» **WHAT THIS TASK INVOLVES**
Return the lines where the word "Predicted" occurs.

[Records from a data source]
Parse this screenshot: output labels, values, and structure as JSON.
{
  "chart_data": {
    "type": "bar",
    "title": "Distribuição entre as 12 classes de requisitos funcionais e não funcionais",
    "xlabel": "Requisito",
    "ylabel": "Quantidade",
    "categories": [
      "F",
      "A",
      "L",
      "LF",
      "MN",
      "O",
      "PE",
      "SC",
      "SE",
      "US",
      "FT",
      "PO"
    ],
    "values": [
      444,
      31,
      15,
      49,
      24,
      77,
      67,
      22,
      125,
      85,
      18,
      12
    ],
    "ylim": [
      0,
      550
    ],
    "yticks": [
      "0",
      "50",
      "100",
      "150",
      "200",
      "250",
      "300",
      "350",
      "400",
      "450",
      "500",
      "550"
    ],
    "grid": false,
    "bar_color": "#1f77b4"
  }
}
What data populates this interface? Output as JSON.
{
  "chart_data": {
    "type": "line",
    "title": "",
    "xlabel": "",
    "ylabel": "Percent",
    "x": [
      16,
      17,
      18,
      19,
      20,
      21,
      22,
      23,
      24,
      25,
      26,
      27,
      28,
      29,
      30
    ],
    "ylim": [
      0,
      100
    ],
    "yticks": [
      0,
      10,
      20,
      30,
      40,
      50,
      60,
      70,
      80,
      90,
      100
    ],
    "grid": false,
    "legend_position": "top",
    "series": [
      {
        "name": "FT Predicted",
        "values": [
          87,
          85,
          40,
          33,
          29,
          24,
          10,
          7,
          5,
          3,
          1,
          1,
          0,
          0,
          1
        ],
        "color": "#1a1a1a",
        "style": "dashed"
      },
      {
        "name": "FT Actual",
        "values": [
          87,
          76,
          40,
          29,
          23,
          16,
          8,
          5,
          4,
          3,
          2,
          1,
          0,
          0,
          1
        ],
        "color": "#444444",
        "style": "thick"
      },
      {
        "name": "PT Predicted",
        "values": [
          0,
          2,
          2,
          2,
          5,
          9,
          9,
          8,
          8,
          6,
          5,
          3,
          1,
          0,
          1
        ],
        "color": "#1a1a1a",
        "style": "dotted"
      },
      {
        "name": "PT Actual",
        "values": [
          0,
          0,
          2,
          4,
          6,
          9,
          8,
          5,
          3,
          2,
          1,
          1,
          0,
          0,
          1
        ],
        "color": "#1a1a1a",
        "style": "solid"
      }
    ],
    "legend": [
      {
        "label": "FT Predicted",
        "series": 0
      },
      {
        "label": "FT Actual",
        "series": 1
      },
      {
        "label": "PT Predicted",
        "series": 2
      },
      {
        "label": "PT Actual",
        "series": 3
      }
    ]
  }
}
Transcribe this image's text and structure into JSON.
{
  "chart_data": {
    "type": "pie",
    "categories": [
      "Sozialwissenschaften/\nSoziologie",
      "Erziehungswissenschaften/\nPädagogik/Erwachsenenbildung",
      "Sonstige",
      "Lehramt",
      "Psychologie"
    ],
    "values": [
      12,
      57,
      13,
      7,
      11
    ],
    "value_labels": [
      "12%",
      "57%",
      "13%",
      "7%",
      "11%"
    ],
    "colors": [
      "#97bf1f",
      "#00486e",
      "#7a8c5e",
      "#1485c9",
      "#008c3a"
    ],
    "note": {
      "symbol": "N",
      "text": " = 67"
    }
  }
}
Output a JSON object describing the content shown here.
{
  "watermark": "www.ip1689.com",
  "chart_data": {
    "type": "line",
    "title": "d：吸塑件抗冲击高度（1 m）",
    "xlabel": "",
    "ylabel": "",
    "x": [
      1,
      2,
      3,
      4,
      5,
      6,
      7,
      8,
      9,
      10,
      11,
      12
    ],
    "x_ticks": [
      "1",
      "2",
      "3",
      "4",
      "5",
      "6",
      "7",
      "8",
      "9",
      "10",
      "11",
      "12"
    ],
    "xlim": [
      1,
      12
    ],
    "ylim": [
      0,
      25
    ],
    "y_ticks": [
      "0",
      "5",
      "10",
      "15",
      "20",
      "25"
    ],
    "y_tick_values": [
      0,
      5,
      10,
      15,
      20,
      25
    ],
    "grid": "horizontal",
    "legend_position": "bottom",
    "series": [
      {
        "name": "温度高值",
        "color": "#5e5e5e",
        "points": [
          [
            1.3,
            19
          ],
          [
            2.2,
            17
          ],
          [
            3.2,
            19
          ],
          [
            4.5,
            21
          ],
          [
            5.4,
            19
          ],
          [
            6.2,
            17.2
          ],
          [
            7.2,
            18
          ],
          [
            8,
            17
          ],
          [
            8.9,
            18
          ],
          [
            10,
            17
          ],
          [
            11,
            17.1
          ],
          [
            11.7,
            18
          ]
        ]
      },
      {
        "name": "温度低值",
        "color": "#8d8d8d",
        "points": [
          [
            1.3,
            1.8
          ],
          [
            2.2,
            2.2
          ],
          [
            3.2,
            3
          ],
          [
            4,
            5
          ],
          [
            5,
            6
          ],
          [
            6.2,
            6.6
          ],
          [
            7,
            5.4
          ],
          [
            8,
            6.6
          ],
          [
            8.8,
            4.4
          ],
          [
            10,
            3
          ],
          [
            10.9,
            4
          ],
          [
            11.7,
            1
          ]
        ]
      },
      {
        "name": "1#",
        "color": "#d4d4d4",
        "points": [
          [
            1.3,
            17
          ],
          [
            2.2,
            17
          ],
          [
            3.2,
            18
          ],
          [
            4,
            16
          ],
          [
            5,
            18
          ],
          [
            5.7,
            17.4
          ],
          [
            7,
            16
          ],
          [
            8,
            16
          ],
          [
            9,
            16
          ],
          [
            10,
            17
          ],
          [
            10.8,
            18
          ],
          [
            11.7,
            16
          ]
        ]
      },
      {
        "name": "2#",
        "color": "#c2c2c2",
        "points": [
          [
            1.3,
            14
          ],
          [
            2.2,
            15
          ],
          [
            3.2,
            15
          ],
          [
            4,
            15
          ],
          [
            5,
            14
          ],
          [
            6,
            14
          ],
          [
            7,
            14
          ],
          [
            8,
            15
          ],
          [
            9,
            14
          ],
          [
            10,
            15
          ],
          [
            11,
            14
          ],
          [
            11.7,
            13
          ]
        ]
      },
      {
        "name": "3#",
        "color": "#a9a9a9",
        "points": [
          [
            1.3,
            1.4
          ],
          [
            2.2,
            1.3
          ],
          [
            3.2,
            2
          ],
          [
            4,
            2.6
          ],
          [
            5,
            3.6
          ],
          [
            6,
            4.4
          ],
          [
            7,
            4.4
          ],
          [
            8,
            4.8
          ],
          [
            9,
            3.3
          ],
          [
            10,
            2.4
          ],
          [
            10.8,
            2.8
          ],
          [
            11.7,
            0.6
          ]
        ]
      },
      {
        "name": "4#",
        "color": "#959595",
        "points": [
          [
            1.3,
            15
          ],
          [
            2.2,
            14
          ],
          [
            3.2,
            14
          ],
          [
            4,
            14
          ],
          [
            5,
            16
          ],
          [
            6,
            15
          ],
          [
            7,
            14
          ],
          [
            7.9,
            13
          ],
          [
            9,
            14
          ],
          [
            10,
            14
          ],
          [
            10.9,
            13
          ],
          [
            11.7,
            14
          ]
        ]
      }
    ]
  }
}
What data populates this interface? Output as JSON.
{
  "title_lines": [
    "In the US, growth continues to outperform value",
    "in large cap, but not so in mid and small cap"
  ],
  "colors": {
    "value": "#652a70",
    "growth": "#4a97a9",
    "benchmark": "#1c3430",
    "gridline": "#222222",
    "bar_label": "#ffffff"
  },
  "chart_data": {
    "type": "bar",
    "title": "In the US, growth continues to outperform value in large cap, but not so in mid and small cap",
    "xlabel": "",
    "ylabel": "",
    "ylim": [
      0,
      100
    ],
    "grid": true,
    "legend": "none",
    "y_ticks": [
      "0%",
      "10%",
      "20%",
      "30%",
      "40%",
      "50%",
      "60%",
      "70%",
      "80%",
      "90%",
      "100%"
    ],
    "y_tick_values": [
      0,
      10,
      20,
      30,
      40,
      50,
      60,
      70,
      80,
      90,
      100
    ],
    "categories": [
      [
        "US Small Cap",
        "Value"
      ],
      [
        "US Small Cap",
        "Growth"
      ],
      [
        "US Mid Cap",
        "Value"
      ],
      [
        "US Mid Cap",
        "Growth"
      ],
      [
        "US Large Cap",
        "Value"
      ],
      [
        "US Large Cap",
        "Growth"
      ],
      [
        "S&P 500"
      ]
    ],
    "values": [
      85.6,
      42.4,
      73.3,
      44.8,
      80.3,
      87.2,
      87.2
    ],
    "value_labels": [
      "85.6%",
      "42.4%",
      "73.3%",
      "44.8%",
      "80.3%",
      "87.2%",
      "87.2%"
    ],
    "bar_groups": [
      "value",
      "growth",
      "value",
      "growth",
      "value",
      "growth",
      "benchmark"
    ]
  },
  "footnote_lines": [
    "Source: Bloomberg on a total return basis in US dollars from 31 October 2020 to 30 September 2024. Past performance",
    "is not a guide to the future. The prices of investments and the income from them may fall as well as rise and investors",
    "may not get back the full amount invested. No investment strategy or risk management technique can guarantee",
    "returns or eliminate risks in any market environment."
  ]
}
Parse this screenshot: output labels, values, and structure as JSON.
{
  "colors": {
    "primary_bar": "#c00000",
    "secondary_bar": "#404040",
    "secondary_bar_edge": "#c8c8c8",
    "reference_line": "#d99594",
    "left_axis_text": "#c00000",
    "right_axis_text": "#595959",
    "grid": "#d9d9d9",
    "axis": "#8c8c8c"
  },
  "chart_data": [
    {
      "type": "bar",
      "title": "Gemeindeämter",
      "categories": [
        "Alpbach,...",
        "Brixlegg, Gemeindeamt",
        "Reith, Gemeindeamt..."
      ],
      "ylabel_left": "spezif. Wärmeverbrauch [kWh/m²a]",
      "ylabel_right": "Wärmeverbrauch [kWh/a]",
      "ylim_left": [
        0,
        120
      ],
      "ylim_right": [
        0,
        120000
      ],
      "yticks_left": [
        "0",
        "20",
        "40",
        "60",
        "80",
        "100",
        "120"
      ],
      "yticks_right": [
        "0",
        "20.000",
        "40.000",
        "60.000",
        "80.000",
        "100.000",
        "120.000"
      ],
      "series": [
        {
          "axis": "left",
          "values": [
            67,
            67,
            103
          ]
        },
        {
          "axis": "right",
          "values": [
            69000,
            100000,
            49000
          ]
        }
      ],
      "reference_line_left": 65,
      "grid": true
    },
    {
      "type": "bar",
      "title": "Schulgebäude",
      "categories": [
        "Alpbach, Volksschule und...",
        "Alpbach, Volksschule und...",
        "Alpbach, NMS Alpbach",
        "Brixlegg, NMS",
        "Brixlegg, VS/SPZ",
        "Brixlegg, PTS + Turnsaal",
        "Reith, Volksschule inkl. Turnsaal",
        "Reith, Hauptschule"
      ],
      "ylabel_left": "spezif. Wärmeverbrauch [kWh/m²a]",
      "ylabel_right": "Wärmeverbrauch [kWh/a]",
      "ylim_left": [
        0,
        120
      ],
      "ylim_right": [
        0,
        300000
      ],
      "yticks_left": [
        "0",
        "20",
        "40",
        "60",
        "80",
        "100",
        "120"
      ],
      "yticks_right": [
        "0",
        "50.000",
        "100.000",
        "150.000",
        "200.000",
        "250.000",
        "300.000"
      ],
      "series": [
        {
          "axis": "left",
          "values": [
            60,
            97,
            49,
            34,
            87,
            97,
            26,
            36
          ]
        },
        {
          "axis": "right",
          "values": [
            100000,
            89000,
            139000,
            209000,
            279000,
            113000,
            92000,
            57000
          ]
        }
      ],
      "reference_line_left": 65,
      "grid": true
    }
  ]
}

» **THE SOLUTION**
        "name": "FT Predicted",
        "name": "PT Predicted",
        "label": "FT Predicted",
        "label": "PT Predicted",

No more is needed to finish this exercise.